Records about charts and figures:

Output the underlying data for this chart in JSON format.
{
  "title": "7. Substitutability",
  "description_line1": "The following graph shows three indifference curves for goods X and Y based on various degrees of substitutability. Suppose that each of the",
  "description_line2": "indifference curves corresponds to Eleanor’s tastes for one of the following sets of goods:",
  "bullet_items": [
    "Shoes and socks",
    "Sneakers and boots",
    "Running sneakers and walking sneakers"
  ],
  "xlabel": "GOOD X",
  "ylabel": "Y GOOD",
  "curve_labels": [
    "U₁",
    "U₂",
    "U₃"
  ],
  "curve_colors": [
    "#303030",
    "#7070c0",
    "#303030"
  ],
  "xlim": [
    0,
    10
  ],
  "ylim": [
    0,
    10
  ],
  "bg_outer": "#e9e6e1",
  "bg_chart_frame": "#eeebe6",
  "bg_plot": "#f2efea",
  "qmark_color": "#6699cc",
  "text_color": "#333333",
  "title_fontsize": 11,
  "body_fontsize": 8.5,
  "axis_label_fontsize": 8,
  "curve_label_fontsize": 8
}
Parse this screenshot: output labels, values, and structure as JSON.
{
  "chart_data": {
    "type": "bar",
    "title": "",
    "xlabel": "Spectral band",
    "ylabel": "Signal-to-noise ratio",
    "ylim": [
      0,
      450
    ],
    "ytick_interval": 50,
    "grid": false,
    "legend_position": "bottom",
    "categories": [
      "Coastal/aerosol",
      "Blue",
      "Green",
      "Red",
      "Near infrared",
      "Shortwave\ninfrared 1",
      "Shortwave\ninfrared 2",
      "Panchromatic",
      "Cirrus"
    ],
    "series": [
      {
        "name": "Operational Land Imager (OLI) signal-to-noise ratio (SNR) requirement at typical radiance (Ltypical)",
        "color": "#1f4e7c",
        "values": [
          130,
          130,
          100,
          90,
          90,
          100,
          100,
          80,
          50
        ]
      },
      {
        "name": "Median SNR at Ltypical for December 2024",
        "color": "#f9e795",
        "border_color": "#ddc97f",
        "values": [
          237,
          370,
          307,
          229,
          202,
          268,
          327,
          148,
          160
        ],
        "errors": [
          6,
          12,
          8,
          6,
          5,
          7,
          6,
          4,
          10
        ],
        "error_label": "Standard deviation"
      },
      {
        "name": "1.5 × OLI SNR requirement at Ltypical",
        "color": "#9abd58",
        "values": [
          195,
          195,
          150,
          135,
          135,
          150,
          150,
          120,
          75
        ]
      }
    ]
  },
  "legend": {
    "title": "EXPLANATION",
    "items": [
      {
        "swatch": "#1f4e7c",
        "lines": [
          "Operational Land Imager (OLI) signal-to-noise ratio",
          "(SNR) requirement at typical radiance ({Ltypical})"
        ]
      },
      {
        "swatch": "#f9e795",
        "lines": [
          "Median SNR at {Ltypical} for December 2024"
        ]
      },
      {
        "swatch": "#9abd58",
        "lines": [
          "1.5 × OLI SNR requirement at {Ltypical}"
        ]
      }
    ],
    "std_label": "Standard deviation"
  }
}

SET EXERCISE: Retype the records in full. Keep every line identical to the original.

WRITTEN RESPONSE:
Output the underlying data for this chart in JSON format.
{
  "title": "7. Substitutability",
  "description_line1": "The following graph shows three indifference curves for goods X and Y based on various degrees of substitutability. Suppose that each of the",
  "description_line2": "indifference curves corresponds to Eleanor’s tastes for one of the following sets of goods:",
  "bullet_items": [
    "Shoes and socks",
    "Sneakers and boots",
    "Running sneakers and walking sneakers"
  ],
  "xlabel": "GOOD X",
  "ylabel": "Y GOOD",
  "curve_labels": [
    "U₁",
    "U₂",
    "U₃"
  ],
  "curve_colors": [
    "#303030",
    "#7070c0",
    "#303030"
  ],
  "xlim": [
    0,
    10
  ],
  "ylim": [
    0,
    10
  ],
  "bg_outer": "#e9e6e1",
  "bg_chart_frame": "#eeebe6",
  "bg_plot": "#f2efea",
  "qmark_color": "#6699cc",
  "text_color": "#333333",
  "title_fontsize": 11,
  "body_fontsize": 8.5,
  "axis_label_fontsize": 8,
  "curve_label_fontsize": 8
}
Parse this screenshot: output labels, values, and structure as JSON.
{
  "chart_data": {
    "type": "bar",
    "title": "",
    "xlabel": "Spectral band",
    "ylabel": "Signal-to-noise ratio",
    "ylim": [
      0,
      450
    ],
    "ytick_interval": 50,
    "grid": false,
    "legend_position": "bottom",
    "categories": [
      "Coastal/aerosol",
      "Blue",
      "Green",
      "Red",
      "Near infrared",
      "Shortwave\ninfrared 1",
      "Shortwave\ninfrared 2",
      "Panchromatic",
      "Cirrus"
    ],
    "series": [
      {
        "name": "Operational Land Imager (OLI) signal-to-noise ratio (SNR) requirement at typical radiance (Ltypical)",
        "color": "#1f4e7c",
        "values": [
          130,
          130,
          100,
          90,
          90,
          100,
          100,
          80,
          50
        ]
      },
      {
        "name": "Median SNR at Ltypical for December 2024",
        "color": "#f9e795",
        "border_color": "#ddc97f",
        "values": [
          237,
          370,
          307,
          229,
          202,
          268,
          327,
          148,
          160
        ],
        "errors": [
          6,
          12,
          8,
          6,
          5,
          7,
          6,
          4,
          10
        ],
        "error_label": "Standard deviation"
      },
      {
        "name": "1.5 × OLI SNR requirement at Ltypical",
        "color": "#9abd58",
        "values": [
          195,
          195,
          150,
          135,
          135,
          150,
          150,
          120,
          75
        ]
      }
    ]
  },
  "legend": {
    "title": "EXPLANATION",
    "items": [
      {
        "swatch": "#1f4e7c",
        "lines": [
          "Operational Land Imager (OLI) signal-to-noise ratio",
          "(SNR) requirement at typical radiance ({Ltypical})"
        ]
      },
      {
        "swatch": "#f9e795",
        "lines": [
          "Median SNR at {Ltypical} for December 2024"
        ]
      },
      {
        "swatch": "#9abd58",
        "lines": [
          "1.5 × OLI SNR requirement at {Ltypical}"
        ]
      }
    ],
    "std_label": "Standard deviation"
  }
}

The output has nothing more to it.